### STATED TASK
From the listing below, extract every line in which the word "JSON" appears.

### SUPPLIED MATERIAL
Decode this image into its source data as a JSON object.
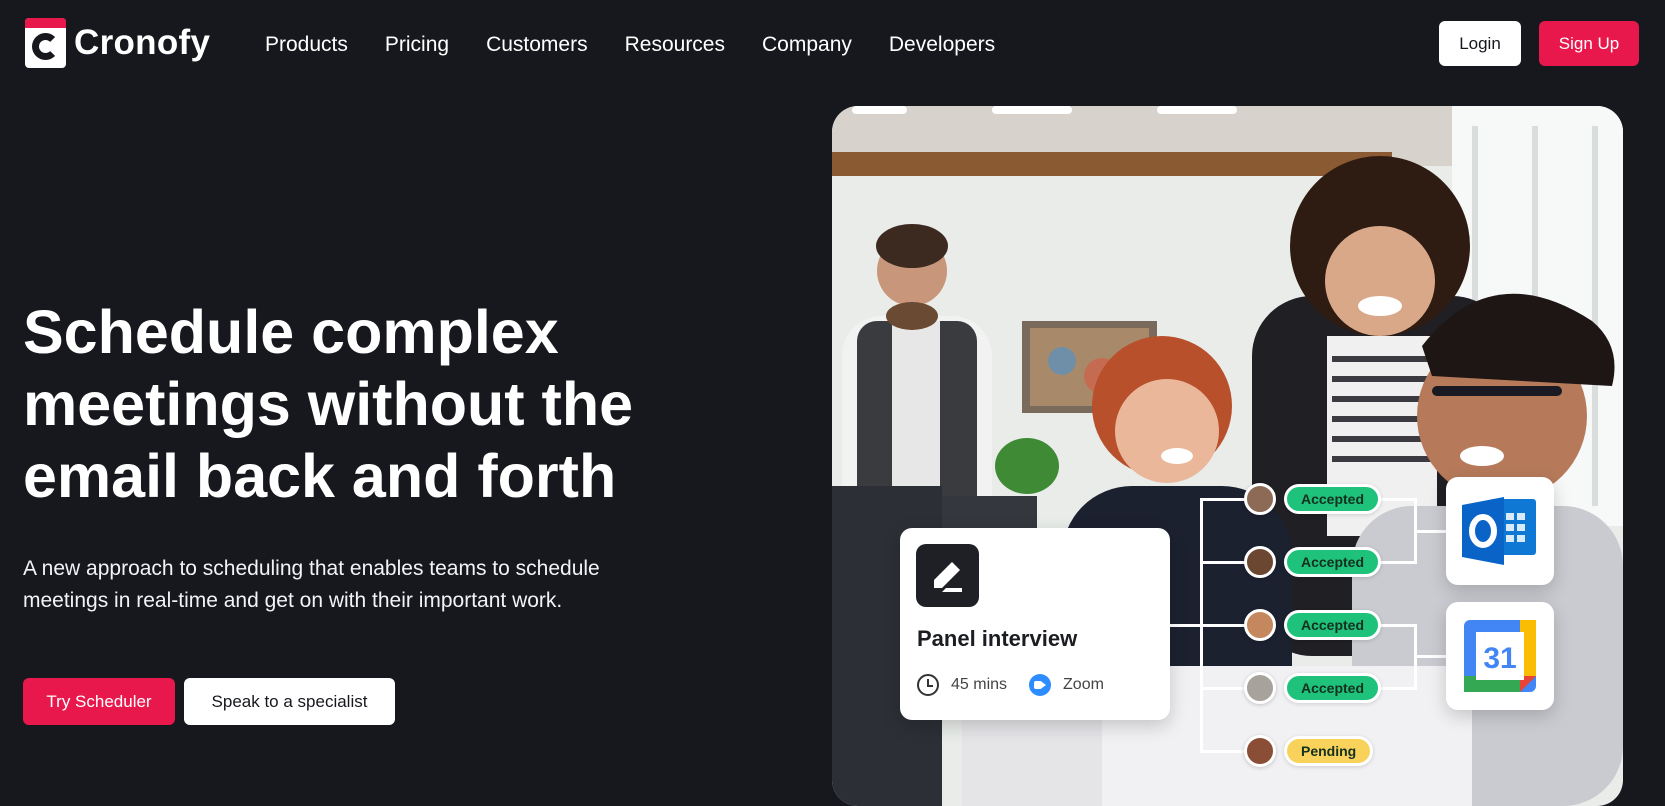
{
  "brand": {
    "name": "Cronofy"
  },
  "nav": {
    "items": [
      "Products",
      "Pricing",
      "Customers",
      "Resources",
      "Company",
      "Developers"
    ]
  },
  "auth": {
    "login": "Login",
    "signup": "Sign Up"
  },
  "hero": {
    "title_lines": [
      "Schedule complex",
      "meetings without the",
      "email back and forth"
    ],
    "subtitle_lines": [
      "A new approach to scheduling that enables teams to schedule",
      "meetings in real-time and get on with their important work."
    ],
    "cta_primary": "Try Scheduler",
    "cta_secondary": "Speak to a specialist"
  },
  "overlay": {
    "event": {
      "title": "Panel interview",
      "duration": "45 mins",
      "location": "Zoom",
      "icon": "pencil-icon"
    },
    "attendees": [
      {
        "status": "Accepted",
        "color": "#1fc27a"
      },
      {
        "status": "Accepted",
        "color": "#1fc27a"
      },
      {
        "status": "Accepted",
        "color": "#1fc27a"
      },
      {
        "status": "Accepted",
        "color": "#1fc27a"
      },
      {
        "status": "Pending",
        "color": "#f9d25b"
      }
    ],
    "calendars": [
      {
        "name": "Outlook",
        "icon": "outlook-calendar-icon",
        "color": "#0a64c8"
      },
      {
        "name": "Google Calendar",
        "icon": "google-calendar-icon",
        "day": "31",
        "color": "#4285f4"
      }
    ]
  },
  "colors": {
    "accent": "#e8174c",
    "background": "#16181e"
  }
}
* * *
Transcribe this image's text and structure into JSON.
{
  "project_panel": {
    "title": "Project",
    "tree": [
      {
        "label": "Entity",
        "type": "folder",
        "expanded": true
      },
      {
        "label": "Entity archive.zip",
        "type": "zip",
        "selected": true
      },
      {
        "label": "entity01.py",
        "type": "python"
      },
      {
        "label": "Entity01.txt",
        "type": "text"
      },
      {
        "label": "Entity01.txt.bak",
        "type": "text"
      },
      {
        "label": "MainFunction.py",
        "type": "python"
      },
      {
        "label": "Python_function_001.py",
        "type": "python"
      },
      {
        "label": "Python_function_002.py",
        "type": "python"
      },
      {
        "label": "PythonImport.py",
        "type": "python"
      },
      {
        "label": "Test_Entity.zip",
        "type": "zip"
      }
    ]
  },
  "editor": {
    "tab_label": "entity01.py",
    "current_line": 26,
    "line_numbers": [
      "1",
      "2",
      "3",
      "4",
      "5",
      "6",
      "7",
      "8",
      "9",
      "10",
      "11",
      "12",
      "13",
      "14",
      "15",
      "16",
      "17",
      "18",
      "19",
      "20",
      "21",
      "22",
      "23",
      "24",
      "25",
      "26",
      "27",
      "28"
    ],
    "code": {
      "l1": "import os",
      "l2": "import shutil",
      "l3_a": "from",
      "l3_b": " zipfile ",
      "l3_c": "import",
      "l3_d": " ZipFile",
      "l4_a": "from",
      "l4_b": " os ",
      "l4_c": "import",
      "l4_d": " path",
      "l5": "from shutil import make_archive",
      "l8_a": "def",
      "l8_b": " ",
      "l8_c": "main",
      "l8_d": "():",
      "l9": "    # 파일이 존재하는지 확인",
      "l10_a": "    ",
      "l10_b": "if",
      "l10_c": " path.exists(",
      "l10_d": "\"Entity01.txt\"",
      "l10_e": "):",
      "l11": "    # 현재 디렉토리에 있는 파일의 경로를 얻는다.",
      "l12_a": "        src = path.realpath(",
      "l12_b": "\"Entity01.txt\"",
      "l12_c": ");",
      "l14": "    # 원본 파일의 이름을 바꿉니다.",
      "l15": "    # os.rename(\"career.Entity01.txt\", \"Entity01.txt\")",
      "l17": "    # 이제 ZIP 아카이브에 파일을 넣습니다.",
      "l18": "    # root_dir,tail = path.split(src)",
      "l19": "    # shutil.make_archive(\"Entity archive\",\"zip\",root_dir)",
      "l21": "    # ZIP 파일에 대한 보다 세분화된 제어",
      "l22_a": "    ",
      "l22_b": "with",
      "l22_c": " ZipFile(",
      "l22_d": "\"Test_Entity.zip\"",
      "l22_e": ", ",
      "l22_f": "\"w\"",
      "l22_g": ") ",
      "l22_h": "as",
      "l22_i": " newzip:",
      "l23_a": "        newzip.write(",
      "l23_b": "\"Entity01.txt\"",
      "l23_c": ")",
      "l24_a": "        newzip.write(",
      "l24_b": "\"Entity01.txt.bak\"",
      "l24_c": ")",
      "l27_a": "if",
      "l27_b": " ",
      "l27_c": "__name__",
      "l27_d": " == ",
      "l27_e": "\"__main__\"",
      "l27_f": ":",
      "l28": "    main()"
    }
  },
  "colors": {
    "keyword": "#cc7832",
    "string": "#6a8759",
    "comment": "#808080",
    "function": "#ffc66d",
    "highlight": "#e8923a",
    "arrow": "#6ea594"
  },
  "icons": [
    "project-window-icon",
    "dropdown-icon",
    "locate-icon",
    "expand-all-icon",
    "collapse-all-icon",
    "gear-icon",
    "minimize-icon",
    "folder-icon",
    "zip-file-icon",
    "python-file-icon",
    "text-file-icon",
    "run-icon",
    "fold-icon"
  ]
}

### TASK OUTPUT
Decode this image into its source data as a JSON object.
Transcribe this image's text and structure into JSON.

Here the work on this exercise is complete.